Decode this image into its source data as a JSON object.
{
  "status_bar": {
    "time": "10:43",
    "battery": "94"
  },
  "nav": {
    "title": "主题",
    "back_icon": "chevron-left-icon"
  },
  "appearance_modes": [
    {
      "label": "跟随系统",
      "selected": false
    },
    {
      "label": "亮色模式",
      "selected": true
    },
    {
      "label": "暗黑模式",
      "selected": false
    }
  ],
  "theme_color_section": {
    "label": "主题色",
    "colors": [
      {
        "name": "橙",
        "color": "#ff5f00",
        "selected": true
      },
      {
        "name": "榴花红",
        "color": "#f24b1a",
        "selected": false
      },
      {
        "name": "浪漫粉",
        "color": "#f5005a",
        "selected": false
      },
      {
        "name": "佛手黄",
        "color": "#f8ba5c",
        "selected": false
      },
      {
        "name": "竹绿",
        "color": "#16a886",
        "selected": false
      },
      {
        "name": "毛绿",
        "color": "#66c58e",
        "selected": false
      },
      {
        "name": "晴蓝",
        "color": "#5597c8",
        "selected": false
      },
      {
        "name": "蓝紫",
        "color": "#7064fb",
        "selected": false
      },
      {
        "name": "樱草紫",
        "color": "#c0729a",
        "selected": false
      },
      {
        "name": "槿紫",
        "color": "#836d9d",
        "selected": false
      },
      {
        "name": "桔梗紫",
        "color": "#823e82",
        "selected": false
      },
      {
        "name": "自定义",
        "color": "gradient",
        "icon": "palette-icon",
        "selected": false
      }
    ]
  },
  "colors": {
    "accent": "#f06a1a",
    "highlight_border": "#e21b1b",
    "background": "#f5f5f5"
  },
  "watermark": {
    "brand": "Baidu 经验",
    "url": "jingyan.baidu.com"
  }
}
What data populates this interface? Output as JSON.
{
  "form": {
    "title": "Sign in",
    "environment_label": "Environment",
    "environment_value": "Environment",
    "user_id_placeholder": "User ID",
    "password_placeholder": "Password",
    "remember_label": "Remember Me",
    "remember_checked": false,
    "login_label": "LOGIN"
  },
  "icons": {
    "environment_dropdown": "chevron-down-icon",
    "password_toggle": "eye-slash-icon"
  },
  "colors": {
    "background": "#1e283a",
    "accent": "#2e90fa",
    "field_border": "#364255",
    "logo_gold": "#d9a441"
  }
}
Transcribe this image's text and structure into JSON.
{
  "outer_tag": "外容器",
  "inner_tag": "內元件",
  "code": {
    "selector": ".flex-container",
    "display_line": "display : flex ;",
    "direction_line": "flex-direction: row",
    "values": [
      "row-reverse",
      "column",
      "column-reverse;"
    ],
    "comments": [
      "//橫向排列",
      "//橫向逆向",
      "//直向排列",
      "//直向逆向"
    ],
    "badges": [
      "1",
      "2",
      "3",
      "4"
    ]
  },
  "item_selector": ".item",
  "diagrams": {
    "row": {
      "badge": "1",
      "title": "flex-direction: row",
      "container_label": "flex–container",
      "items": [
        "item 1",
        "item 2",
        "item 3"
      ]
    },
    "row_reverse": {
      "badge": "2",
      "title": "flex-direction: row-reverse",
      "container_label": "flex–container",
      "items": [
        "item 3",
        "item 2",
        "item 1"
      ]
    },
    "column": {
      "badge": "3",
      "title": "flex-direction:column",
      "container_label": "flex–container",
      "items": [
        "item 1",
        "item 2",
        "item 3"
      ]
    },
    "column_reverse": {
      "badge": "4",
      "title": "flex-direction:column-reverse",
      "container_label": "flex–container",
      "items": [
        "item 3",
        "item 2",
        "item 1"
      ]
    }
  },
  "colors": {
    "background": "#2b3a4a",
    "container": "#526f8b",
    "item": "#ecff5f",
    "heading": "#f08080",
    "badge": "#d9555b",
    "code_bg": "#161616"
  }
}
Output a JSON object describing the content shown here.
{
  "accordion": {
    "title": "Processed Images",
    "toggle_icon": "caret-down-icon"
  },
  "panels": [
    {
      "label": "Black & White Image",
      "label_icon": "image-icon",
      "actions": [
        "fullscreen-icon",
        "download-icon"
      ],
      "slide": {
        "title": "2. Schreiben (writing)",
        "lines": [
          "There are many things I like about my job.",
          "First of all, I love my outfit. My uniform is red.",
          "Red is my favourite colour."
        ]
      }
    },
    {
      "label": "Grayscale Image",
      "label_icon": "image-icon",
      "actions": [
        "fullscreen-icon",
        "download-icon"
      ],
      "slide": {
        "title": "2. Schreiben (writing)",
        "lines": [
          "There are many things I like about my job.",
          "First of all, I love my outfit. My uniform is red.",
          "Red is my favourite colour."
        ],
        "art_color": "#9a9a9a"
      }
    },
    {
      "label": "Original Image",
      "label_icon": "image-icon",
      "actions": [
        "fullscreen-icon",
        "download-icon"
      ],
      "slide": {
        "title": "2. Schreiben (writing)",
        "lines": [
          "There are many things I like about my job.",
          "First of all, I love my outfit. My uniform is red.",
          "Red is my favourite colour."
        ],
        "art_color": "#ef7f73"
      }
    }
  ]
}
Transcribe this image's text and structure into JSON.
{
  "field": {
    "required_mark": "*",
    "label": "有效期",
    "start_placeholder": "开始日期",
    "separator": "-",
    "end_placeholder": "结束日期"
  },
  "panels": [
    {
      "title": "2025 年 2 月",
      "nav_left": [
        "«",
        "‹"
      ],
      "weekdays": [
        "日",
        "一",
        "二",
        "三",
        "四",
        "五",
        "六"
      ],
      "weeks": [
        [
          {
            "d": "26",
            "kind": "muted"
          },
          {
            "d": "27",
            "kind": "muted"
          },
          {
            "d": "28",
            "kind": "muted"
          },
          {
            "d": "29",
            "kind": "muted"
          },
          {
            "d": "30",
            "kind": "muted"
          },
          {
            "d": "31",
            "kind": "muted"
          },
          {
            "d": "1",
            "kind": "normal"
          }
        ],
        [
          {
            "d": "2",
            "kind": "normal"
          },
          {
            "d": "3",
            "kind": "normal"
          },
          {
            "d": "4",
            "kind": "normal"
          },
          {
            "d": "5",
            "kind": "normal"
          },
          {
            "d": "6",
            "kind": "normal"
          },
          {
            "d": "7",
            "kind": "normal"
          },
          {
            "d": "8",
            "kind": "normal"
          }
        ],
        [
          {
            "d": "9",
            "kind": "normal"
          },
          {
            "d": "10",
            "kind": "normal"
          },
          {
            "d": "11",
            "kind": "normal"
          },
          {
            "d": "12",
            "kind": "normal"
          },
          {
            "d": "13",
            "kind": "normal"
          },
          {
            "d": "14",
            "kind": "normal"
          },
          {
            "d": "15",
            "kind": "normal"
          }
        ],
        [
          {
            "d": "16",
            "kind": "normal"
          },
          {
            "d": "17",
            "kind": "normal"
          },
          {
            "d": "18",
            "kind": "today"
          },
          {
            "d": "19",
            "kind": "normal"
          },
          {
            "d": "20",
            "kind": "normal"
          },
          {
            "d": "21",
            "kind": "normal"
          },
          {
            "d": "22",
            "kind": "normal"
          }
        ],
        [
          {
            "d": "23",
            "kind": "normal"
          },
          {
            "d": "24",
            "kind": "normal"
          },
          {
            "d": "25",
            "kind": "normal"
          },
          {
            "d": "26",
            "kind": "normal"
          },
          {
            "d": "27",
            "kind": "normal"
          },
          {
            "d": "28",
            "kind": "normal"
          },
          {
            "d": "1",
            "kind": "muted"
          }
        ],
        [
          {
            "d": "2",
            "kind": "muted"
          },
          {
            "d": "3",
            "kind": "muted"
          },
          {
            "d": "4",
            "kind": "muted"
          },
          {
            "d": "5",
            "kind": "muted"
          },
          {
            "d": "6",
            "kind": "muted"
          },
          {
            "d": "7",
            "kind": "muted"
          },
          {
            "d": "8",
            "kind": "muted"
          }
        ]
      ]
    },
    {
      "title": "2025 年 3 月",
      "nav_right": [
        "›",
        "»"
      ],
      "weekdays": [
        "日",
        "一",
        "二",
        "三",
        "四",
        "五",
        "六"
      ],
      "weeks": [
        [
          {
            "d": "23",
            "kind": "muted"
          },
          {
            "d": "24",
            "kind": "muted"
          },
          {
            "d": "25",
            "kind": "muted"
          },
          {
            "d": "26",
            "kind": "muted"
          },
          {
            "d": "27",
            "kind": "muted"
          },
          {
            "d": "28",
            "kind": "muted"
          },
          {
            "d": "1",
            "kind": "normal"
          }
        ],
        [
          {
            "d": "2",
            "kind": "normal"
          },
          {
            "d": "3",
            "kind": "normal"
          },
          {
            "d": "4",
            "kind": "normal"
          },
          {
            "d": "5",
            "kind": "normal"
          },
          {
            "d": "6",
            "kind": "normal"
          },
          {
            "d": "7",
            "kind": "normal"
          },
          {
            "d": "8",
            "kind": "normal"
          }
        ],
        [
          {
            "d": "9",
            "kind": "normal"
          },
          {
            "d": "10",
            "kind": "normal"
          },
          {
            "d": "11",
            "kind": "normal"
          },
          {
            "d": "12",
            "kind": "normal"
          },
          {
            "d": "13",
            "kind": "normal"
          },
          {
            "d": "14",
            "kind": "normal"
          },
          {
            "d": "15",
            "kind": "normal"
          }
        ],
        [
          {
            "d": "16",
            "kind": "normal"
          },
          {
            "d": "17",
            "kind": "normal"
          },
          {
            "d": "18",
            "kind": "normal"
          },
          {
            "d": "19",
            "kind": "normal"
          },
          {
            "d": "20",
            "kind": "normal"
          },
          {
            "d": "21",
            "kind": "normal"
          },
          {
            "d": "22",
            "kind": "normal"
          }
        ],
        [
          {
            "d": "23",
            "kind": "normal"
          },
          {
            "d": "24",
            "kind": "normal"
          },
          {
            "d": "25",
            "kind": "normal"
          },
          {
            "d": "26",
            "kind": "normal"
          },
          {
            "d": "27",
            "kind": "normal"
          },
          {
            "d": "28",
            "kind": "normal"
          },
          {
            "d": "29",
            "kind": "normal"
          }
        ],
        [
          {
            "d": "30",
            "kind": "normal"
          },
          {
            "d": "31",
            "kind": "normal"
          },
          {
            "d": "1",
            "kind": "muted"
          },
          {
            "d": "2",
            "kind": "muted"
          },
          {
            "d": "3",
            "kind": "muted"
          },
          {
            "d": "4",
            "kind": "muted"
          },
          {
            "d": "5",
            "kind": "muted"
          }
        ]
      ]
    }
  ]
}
* * * * * * *
▶ [GIVEN EXERCISE]: Provide only the count of lines in the data above that include the string "JSON".

▶ [WRITTEN RESPONSE]: 5